OBJECTIVE
Look through the data below. Show each line where the string "html" occurs.
--- Start of ENTRIES PROVIDED ---
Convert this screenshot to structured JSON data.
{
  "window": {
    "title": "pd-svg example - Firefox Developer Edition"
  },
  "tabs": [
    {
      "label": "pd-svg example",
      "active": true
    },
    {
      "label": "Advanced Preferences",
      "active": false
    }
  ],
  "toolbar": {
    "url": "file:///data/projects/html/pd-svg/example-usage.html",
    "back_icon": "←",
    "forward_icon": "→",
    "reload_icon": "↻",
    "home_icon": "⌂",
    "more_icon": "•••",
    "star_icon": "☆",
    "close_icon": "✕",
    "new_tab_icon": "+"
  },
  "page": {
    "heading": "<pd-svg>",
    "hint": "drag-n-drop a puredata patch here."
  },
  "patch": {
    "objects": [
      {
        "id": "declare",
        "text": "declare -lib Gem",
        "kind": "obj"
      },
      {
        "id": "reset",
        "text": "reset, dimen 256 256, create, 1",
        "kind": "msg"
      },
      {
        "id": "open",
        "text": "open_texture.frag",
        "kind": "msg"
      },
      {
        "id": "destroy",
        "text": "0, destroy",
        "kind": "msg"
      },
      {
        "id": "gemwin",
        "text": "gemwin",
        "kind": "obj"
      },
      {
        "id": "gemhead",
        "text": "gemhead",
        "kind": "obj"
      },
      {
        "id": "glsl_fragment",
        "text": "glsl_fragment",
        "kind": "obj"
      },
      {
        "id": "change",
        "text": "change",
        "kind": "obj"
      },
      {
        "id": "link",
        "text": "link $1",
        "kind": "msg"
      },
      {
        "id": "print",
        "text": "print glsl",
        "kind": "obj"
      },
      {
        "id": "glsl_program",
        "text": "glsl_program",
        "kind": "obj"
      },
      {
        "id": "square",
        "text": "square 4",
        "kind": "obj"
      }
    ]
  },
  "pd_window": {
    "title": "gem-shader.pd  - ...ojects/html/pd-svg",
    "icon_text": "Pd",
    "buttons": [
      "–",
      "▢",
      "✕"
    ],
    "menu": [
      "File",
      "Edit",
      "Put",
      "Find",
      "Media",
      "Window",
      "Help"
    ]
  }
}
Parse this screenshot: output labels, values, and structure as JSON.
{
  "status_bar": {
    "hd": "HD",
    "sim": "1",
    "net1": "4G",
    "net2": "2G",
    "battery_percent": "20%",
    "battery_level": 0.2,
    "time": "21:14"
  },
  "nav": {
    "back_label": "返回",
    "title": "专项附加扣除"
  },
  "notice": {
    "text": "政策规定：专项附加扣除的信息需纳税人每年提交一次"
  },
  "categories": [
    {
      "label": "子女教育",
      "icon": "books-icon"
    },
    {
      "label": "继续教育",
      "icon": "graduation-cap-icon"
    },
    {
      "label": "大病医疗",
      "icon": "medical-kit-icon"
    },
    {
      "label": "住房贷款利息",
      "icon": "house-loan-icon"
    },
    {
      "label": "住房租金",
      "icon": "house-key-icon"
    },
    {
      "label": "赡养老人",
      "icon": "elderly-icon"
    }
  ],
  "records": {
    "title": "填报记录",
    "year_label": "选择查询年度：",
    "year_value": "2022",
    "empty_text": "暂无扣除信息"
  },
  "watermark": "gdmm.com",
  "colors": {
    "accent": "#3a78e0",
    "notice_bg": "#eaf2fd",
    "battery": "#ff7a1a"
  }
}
--- End of ENTRIES PROVIDED ---
RESPONSE BELOW
    "url": "file:///data/projects/html/pd-svg/example-usage.html",
    "title": "gem-shader.pd  - ...ojects/html/pd-svg",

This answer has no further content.